■ **EXTRACTED TEXT**
-- begin --

May 2016 to January 2017
Six months of hard yakka have trundled by.
Hard Yakka is a brand of clothing from down under. It’s very tough work clothing and the words are now synonymous for when you’ve been working hard, long and/or its been particularly tough going.
And I can honestly say the past six months have had some seriously hard yakka involved.
We finally departed Santa Fe, NM in May 2016.
After a long round of working towards getting a new home ready for Mum and Dad in-law we were on the road again. We were headed towards a new adventure that would hopefully define our life into the foreseeable future; rebuilding a boat large enough to carry us wherever/whenever in the world we wished to go.
However, first of all we needed to get this new/old boat of ours out of its resting place where it had been for the last 14 years or so. Then we would set her up in a new situation that would allow me to do the work necessary to launch her, and get her ready for exploring the world beyond the horizon.

-- end --

■ **INFORMATION GIVEN**
-- begin --

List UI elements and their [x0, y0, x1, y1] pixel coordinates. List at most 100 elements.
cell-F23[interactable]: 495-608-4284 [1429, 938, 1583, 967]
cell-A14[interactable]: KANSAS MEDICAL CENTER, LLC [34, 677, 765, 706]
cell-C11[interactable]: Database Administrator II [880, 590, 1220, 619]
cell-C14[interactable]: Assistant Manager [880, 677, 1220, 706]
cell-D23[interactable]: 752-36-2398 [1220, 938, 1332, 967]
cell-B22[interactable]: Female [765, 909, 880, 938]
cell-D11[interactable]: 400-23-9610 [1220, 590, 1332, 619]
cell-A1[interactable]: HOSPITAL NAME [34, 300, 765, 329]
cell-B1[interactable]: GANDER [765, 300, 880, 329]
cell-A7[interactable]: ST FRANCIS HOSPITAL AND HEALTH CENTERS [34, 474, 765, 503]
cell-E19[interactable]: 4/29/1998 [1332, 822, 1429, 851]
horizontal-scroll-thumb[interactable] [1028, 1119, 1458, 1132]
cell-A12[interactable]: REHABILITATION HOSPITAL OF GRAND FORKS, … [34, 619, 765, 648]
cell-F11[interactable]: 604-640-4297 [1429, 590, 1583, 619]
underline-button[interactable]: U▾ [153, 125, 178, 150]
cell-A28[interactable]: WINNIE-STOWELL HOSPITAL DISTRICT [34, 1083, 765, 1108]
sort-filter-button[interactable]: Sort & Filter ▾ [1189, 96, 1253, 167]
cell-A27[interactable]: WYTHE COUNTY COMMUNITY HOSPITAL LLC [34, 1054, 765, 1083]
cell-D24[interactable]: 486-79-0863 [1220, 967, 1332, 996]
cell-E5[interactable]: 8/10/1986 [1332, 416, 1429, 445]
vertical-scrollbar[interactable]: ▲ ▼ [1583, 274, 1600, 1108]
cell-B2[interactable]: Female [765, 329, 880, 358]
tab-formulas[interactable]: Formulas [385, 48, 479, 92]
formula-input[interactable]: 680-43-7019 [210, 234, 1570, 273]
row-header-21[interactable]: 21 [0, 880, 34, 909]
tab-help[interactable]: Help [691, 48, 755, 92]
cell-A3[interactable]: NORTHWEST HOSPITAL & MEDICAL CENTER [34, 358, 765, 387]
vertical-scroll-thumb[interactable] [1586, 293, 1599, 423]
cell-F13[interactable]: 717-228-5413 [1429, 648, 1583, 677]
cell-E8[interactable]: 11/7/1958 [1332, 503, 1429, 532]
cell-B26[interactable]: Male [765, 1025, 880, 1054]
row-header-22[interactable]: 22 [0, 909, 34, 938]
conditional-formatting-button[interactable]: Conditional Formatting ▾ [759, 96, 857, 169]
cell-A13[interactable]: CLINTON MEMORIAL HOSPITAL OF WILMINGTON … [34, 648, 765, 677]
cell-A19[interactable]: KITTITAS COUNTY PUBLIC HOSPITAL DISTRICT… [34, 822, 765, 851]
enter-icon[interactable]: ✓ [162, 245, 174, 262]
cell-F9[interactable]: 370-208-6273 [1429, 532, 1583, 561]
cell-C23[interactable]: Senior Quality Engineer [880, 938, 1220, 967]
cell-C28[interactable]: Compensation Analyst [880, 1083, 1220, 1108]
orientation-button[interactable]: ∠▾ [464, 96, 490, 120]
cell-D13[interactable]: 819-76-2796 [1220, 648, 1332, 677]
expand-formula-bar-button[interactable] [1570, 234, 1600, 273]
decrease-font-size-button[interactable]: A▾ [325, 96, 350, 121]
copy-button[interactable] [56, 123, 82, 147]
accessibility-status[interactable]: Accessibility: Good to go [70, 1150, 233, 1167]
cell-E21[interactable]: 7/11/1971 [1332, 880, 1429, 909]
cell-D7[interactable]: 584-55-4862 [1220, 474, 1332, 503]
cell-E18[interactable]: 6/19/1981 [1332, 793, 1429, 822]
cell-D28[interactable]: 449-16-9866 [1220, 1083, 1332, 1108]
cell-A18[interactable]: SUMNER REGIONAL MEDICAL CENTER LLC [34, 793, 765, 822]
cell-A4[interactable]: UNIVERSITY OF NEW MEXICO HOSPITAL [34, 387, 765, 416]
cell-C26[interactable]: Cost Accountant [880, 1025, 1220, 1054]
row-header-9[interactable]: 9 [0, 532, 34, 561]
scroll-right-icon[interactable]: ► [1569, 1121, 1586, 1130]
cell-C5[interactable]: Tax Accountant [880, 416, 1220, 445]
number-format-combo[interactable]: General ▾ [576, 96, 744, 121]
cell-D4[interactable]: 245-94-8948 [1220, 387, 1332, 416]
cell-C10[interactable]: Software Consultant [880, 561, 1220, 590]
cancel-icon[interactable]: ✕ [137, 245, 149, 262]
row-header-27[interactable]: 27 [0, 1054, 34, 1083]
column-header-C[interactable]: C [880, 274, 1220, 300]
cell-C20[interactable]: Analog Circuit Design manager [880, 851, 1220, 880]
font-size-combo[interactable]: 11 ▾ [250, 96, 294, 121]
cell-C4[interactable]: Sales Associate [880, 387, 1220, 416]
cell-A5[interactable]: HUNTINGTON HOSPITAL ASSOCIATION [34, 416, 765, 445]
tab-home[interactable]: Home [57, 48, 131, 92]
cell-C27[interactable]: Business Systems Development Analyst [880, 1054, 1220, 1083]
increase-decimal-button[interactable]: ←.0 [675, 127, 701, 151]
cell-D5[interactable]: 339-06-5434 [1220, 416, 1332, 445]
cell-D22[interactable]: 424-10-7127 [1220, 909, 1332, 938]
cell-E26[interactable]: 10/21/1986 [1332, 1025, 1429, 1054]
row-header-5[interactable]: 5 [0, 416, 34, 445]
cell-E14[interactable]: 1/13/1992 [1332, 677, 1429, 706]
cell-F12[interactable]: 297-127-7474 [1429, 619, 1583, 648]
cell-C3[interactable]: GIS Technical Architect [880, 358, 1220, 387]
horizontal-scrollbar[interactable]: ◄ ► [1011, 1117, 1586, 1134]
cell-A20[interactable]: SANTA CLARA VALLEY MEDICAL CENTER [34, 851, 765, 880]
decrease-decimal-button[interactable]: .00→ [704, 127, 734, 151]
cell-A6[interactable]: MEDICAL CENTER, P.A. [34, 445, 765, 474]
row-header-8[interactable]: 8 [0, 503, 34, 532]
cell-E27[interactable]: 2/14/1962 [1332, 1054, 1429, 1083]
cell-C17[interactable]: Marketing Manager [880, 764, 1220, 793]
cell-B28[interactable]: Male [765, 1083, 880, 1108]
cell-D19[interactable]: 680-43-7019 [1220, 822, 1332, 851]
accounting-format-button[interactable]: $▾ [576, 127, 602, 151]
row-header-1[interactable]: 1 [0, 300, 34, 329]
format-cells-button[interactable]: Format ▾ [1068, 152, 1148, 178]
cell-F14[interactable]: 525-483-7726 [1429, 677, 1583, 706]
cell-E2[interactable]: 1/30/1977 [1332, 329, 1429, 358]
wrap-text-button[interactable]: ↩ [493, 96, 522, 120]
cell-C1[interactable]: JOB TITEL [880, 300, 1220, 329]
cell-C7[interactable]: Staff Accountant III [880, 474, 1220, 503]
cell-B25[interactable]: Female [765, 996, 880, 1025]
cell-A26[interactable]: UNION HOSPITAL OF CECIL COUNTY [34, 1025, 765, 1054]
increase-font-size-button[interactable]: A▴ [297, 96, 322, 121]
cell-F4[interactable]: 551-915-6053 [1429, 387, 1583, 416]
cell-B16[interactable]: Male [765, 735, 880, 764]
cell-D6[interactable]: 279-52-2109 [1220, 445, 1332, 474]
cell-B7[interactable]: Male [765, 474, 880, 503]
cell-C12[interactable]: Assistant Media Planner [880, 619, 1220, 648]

-- end --

■ **OBJECTIVES**
1) In the account of leaving Santa Fe to rebuild a boat, how long had the boat been in its resting place?
2) Write the next part of the account of leaving Santa Fe to rebuild a boat, continuing after its last sentence.

■ **RESULTS**
1) About 14 years.

2)
So in May 2016 along with our two cats, the brothers ‘Portside’ and ‘Starboard’, we loaded our G30 Chevy van, the ‘Egg’, with our worldly possessions. We also loaded our Baja Bug ‘Buggles’ onto the modified car trailer and poured more worldly possessions into said bug; then we strapped on some kayaks and an outrigger canoe float because no journey feels right to use without playboats.
Soon enough we were highway bound for the place we fell in love with a year and a half ago; Pirates Cove, Josephine, Alabama.
It was an exciting time as once again we were chasing our own dreams, but after spending years in one spot and with hardly any travel or adventure, I was surprised to find my nerves were jangling with anxiety. What if the van broke down? or the trailer failed in some way? or if when we got to Pirates Cove we were told, ‘no we don’t really like you – go away’? or when we got to the boat we found some calamity had taken place and it was just a pile of ash or simply… gone?
I was worried about everything!
Yep, apparently that’s the way my mind works. There was a time when living as an edge dweller was my comfort zone. I really enjoyed the uncertainty of life in all its complexity. I lived out of my van and I taught outdoor education; risk assessment and management were part and parcel of my day to day life. A myriad of things can, and do, occasionally go pear shaped but with the right mind set and confidence in your skills and experience, the challenges were always welcomed. Now I found myself unnerved by circumstances that were once a norm for me.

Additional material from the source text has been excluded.